** START OF DATASET **
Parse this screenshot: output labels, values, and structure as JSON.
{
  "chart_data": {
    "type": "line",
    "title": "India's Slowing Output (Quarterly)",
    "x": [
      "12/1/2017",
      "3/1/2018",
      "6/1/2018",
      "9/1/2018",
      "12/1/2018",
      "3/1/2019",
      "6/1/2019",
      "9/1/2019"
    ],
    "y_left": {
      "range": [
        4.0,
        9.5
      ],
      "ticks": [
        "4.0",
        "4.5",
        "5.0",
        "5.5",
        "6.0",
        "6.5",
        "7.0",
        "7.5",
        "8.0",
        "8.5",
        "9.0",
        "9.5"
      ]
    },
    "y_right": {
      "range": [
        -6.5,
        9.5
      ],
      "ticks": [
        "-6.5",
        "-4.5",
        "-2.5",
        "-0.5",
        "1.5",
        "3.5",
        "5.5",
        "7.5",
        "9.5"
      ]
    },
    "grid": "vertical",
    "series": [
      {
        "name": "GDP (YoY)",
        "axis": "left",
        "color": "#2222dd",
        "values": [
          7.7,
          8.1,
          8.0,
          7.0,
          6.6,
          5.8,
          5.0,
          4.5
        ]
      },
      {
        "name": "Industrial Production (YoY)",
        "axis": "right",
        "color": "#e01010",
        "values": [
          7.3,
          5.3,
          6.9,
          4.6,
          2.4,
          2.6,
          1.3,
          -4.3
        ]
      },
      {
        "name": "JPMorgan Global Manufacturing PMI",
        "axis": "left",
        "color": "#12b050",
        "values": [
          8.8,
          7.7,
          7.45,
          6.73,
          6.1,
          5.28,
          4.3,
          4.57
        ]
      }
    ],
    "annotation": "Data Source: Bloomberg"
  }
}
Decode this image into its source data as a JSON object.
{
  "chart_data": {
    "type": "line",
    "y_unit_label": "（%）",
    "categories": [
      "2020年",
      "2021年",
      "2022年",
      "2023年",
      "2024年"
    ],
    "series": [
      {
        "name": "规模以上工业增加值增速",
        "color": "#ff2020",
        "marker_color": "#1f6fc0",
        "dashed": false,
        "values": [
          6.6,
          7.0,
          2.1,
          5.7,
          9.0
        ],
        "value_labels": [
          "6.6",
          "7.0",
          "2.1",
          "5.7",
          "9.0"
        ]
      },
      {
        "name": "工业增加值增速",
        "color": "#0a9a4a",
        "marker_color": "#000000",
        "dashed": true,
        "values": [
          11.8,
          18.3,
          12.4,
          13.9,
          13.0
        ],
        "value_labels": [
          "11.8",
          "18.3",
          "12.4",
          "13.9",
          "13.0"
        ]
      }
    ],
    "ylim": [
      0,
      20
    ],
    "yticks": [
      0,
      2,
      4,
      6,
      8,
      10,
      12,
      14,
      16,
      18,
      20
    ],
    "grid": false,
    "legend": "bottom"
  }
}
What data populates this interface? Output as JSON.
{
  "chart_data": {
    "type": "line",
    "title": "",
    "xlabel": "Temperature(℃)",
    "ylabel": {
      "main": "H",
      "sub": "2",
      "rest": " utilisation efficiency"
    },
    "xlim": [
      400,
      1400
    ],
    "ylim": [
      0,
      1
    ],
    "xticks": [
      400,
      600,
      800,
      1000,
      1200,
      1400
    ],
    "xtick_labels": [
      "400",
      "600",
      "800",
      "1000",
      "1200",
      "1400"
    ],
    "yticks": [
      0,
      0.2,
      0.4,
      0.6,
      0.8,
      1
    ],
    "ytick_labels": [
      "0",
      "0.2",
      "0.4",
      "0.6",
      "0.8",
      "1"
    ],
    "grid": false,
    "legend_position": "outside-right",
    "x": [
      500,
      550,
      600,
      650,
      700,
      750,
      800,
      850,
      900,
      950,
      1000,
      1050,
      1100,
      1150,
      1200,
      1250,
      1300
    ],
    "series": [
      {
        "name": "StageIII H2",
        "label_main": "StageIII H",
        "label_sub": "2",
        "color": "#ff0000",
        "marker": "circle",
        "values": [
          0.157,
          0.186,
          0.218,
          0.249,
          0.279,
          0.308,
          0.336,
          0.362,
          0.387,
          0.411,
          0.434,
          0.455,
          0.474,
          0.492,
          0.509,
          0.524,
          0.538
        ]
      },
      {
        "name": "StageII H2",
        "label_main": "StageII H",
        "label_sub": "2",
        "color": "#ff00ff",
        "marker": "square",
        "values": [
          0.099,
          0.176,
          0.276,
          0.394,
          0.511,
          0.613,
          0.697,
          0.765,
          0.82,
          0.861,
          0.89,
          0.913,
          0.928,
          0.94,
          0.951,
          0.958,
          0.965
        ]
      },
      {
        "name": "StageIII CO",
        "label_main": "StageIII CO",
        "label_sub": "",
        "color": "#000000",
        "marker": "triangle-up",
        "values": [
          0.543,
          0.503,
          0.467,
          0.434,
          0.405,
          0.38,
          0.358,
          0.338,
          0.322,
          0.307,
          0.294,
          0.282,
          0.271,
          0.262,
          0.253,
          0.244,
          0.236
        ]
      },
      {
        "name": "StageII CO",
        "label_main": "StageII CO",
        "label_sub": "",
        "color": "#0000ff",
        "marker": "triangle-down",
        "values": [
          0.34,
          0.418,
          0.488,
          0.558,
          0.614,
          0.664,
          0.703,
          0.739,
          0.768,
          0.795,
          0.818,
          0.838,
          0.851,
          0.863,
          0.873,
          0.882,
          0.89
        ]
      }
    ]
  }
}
** END OF DATASET **
TASK PROMPT
Extract, word for word, each line of the listing above.

TASK RESULT
Parse this screenshot: output labels, values, and structure as JSON.
{
  "chart_data": {
    "type": "line",
    "title": "India's Slowing Output (Quarterly)",
    "x": [
      "12/1/2017",
      "3/1/2018",
      "6/1/2018",
      "9/1/2018",
      "12/1/2018",
      "3/1/2019",
      "6/1/2019",
      "9/1/2019"
    ],
    "y_left": {
      "range": [
        4.0,
        9.5
      ],
      "ticks": [
        "4.0",
        "4.5",
        "5.0",
        "5.5",
        "6.0",
        "6.5",
        "7.0",
        "7.5",
        "8.0",
        "8.5",
        "9.0",
        "9.5"
      ]
    },
    "y_right": {
      "range": [
        -6.5,
        9.5
      ],
      "ticks": [
        "-6.5",
        "-4.5",
        "-2.5",
        "-0.5",
        "1.5",
        "3.5",
        "5.5",
        "7.5",
        "9.5"
      ]
    },
    "grid": "vertical",
    "series": [
      {
        "name": "GDP (YoY)",
        "axis": "left",
        "color": "#2222dd",
        "values": [
          7.7,
          8.1,
          8.0,
          7.0,
          6.6,
          5.8,
          5.0,
          4.5
        ]
      },
      {
        "name": "Industrial Production (YoY)",
        "axis": "right",
        "color": "#e01010",
        "values": [
          7.3,
          5.3,
          6.9,
          4.6,
          2.4,
          2.6,
          1.3,
          -4.3
        ]
      },
      {
        "name": "JPMorgan Global Manufacturing PMI",
        "axis": "left",
        "color": "#12b050",
        "values": [
          8.8,
          7.7,
          7.45,
          6.73,
          6.1,
          5.28,
          4.3,
          4.57
        ]
      }
    ],
    "annotation": "Data Source: Bloomberg"
  }
}
Decode this image into its source data as a JSON object.
{
  "chart_data": {
    "type": "line",
    "y_unit_label": "（%）",
    "categories": [
      "2020年",
      "2021年",
      "2022年",
      "2023年",
      "2024年"
    ],
    "series": [
      {
        "name": "规模以上工业增加值增速",
        "color": "#ff2020",
        "marker_color": "#1f6fc0",
        "dashed": false,
        "values": [
          6.6,
          7.0,
          2.1,
          5.7,
          9.0
        ],
        "value_labels": [
          "6.6",
          "7.0",
          "2.1",
          "5.7",
          "9.0"
        ]
      },
      {
        "name": "工业增加值增速",
        "color": "#0a9a4a",
        "marker_color": "#000000",
        "dashed": true,
        "values": [
          11.8,
          18.3,
          12.4,
          13.9,
          13.0
        ],
        "value_labels": [
          "11.8",
          "18.3",
          "12.4",
          "13.9",
          "13.0"
        ]
      }
    ],
    "ylim": [
      0,
      20
    ],
    "yticks": [
      0,
      2,
      4,
      6,
      8,
      10,
      12,
      14,
      16,
      18,
      20
    ],
    "grid": false,
    "legend": "bottom"
  }
}
What data populates this interface? Output as JSON.
{
  "chart_data": {
    "type": "line",
    "title": "",
    "xlabel": "Temperature(℃)",
    "ylabel": {
      "main": "H",
      "sub": "2",
      "rest": " utilisation efficiency"
    },
    "xlim": [
      400,
      1400
    ],
    "ylim": [
      0,
      1
    ],
    "xticks": [
      400,
      600,
      800,
      1000,
      1200,
      1400
    ],
    "xtick_labels": [
      "400",
      "600",
      "800",
      "1000",
      "1200",
      "1400"
    ],
    "yticks": [
      0,
      0.2,
      0.4,
      0.6,
      0.8,
      1
    ],
    "ytick_labels": [
      "0",
      "0.2",
      "0.4",
      "0.6",
      "0.8",
      "1"
    ],
    "grid": false,
    "legend_position": "outside-right",
    "x": [
      500,
      550,
      600,
      650,
      700,
      750,
      800,
      850,
      900,
      950,
      1000,
      1050,
      1100,
      1150,
      1200,
      1250,
      1300
    ],
    "series": [
      {
        "name": "StageIII H2",
        "label_main": "StageIII H",
        "label_sub": "2",
        "color": "#ff0000",
        "marker": "circle",
        "values": [
          0.157,
          0.186,
          0.218,
          0.249,
          0.279,
          0.308,
          0.336,
          0.362,
          0.387,
          0.411,
          0.434,
          0.455,
          0.474,
          0.492,
          0.509,
          0.524,
          0.538
        ]
      },
      {
        "name": "StageII H2",
        "label_main": "StageII H",
        "label_sub": "2",
        "color": "#ff00ff",
        "marker": "square",
        "values": [
          0.099,
          0.176,
          0.276,
          0.394,
          0.511,
          0.613,
          0.697,
          0.765,
          0.82,
          0.861,
          0.89,
          0.913,
          0.928,
          0.94,
          0.951,
          0.958,
          0.965
        ]
      },
      {
        "name": "StageIII CO",
        "label_main": "StageIII CO",
        "label_sub": "",
        "color": "#000000",
        "marker": "triangle-up",
        "values": [
          0.543,
          0.503,
          0.467,
          0.434,
          0.405,
          0.38,
          0.358,
          0.338,
          0.322,
          0.307,
          0.294,
          0.282,
          0.271,
          0.262,
          0.253,
          0.244,
          0.236
        ]
      },
      {
        "name": "StageII CO",
        "label_main": "StageII CO",
        "label_sub": "",
        "color": "#0000ff",
        "marker": "triangle-down",
        "values": [
          0.34,
          0.418,
          0.488,
          0.558,
          0.614,
          0.664,
          0.703,
          0.739,
          0.768,
          0.795,
          0.818,
          0.838,
          0.851,
          0.863,
          0.873,
          0.882,
          0.89
        ]
      }
    ]
  }
}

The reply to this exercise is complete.